> Instruction:
Collect every line of the records below that contains the word "eines".

* Begin Working data *

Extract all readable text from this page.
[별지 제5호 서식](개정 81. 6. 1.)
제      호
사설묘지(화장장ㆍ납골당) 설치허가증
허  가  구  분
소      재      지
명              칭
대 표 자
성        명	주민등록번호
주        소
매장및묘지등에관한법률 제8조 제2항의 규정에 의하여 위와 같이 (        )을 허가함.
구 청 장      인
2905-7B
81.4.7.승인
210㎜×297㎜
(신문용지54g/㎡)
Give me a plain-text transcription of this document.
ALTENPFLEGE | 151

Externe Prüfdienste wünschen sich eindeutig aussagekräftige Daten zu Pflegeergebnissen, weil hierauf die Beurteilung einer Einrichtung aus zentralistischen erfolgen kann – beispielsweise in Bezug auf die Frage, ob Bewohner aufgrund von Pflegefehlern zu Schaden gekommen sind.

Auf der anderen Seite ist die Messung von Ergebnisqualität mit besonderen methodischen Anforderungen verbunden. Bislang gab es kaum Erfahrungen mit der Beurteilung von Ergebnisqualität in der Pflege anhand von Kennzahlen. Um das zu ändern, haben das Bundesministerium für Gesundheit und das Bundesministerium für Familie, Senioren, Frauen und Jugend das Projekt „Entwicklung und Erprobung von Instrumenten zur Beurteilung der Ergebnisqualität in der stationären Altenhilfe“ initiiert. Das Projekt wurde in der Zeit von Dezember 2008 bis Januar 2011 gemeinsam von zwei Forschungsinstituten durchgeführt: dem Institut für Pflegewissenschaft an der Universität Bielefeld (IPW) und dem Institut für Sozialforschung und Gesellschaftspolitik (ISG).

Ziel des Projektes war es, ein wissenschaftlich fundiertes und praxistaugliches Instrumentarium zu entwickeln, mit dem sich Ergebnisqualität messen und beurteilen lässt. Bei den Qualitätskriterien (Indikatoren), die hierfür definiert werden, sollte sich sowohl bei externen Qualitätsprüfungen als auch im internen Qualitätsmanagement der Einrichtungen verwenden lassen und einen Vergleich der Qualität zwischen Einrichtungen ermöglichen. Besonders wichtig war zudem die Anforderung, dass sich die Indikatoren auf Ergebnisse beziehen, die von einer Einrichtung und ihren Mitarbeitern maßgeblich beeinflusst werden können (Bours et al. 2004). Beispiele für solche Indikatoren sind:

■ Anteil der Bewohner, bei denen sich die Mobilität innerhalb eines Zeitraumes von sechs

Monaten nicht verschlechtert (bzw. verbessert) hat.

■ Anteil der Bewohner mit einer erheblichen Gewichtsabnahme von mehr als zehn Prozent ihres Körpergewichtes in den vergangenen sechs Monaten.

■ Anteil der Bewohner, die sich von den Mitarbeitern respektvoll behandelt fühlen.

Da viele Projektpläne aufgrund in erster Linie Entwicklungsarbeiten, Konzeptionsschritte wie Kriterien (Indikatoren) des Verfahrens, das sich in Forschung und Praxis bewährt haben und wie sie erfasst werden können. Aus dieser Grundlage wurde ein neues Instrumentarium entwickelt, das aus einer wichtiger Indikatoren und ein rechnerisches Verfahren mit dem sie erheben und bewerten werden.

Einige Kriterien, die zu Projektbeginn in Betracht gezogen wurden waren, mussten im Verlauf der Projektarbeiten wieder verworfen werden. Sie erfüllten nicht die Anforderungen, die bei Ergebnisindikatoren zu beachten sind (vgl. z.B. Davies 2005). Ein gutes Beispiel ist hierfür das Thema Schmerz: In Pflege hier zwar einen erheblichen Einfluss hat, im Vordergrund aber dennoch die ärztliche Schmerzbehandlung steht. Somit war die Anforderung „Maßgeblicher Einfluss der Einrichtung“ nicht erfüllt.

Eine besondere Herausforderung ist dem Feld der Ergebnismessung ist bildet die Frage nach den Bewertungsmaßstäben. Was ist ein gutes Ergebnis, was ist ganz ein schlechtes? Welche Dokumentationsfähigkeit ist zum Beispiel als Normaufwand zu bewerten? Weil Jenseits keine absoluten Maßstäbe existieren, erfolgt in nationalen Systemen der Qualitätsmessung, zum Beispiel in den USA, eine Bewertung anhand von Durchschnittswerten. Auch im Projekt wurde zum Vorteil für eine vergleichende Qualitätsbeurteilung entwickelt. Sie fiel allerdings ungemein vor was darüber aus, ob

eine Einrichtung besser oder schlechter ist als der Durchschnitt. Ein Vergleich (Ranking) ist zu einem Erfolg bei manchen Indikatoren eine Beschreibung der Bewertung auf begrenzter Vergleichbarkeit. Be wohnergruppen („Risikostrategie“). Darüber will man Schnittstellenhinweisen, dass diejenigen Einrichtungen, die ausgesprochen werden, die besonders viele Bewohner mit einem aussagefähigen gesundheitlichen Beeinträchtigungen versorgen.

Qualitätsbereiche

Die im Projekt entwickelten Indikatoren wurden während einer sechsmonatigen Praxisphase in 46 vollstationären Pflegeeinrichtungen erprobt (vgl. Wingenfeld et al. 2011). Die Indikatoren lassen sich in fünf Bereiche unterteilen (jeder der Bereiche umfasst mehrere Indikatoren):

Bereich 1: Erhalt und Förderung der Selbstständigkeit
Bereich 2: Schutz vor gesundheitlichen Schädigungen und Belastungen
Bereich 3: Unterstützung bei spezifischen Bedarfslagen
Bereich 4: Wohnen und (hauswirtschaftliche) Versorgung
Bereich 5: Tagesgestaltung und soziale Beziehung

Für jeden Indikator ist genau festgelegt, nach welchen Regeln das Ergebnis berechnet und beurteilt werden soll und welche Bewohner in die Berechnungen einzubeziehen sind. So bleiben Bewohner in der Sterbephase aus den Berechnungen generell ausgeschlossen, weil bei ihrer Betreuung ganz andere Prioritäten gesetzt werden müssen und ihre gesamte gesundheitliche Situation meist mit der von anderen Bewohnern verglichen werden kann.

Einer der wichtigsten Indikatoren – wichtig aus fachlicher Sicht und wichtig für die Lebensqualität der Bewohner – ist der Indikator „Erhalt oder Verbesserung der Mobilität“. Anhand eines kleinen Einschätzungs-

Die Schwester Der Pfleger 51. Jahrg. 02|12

* End Working data *

> Exercise response:
■ Anteil der Bewohner, bei denen sich die Mobilität innerhalb eines Zeitraumes von sechs
Einer der wichtigsten Indikatoren – wichtig aus fachlicher Sicht und wichtig für die Lebensqualität der Bewohner – ist der Indikator „Erhalt oder Verbesserung der Mobilität“. Anhand eines kleinen Einschätzungs-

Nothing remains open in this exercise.